## Goal
Make an exact copy of the entries below.

==== Records to use ====

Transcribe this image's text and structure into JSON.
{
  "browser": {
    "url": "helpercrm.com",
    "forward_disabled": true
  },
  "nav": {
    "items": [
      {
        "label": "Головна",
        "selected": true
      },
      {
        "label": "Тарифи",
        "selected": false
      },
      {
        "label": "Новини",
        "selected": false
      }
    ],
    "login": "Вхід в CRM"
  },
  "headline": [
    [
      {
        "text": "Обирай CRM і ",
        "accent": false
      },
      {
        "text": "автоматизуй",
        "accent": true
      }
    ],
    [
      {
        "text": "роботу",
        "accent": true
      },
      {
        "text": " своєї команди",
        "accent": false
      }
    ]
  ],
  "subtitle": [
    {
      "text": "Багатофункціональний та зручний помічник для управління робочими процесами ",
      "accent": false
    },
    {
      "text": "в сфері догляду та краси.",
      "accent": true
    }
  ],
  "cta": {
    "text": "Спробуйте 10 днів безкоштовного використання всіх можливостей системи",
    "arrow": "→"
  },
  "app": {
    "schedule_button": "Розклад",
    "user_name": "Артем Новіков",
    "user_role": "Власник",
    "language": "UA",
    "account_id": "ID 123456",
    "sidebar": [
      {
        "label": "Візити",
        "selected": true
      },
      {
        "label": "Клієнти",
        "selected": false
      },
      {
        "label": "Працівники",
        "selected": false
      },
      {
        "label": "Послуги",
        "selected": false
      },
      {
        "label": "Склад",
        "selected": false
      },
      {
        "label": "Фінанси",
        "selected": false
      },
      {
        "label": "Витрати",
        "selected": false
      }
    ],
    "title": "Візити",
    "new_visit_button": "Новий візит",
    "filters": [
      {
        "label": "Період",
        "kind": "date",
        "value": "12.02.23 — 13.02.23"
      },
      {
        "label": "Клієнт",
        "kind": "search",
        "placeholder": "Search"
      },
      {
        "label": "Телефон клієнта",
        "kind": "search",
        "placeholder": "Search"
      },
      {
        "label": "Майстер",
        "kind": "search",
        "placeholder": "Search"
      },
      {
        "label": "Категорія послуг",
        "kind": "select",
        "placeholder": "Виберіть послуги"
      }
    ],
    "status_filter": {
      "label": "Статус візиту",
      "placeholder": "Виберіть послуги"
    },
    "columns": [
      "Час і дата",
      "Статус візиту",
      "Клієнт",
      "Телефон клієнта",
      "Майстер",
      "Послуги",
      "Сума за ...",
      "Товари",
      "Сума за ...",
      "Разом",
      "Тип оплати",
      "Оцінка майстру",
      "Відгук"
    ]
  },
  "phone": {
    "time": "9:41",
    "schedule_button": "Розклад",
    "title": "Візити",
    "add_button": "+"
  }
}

====

## Result for this exercise
Transcribe this image's text and structure into JSON.
{
  "browser": {
    "url": "helpercrm.com",
    "forward_disabled": true
  },
  "nav": {
    "items": [
      {
        "label": "Головна",
        "selected": true
      },
      {
        "label": "Тарифи",
        "selected": false
      },
      {
        "label": "Новини",
        "selected": false
      }
    ],
    "login": "Вхід в CRM"
  },
  "headline": [
    [
      {
        "text": "Обирай CRM і ",
        "accent": false
      },
      {
        "text": "автоматизуй",
        "accent": true
      }
    ],
    [
      {
        "text": "роботу",
        "accent": true
      },
      {
        "text": " своєї команди",
        "accent": false
      }
    ]
  ],
  "subtitle": [
    {
      "text": "Багатофункціональний та зручний помічник для управління робочими процесами ",
      "accent": false
    },
    {
      "text": "в сфері догляду та краси.",
      "accent": true
    }
  ],
  "cta": {
    "text": "Спробуйте 10 днів безкоштовного використання всіх можливостей системи",
    "arrow": "→"
  },
  "app": {
    "schedule_button": "Розклад",
    "user_name": "Артем Новіков",
    "user_role": "Власник",
    "language": "UA",
    "account_id": "ID 123456",
    "sidebar": [
      {
        "label": "Візити",
        "selected": true
      },
      {
        "label": "Клієнти",
        "selected": false
      },
      {
        "label": "Працівники",
        "selected": false
      },
      {
        "label": "Послуги",
        "selected": false
      },
      {
        "label": "Склад",
        "selected": false
      },
      {
        "label": "Фінанси",
        "selected": false
      },
      {
        "label": "Витрати",
        "selected": false
      }
    ],
    "title": "Візити",
    "new_visit_button": "Новий візит",
    "filters": [
      {
        "label": "Період",
        "kind": "date",
        "value": "12.02.23 — 13.02.23"
      },
      {
        "label": "Клієнт",
        "kind": "search",
        "placeholder": "Search"
      },
      {
        "label": "Телефон клієнта",
        "kind": "search",
        "placeholder": "Search"
      },
      {
        "label": "Майстер",
        "kind": "search",
        "placeholder": "Search"
      },
      {
        "label": "Категорія послуг",
        "kind": "select",
        "placeholder": "Виберіть послуги"
      }
    ],
    "status_filter": {
      "label": "Статус візиту",
      "placeholder": "Виберіть послуги"
    },
    "columns": [
      "Час і дата",
      "Статус візиту",
      "Клієнт",
      "Телефон клієнта",
      "Майстер",
      "Послуги",
      "Сума за ...",
      "Товари",
      "Сума за ...",
      "Разом",
      "Тип оплати",
      "Оцінка майстру",
      "Відгук"
    ]
  },
  "phone": {
    "time": "9:41",
    "schedule_button": "Розклад",
    "title": "Візити",
    "add_button": "+"
  }
}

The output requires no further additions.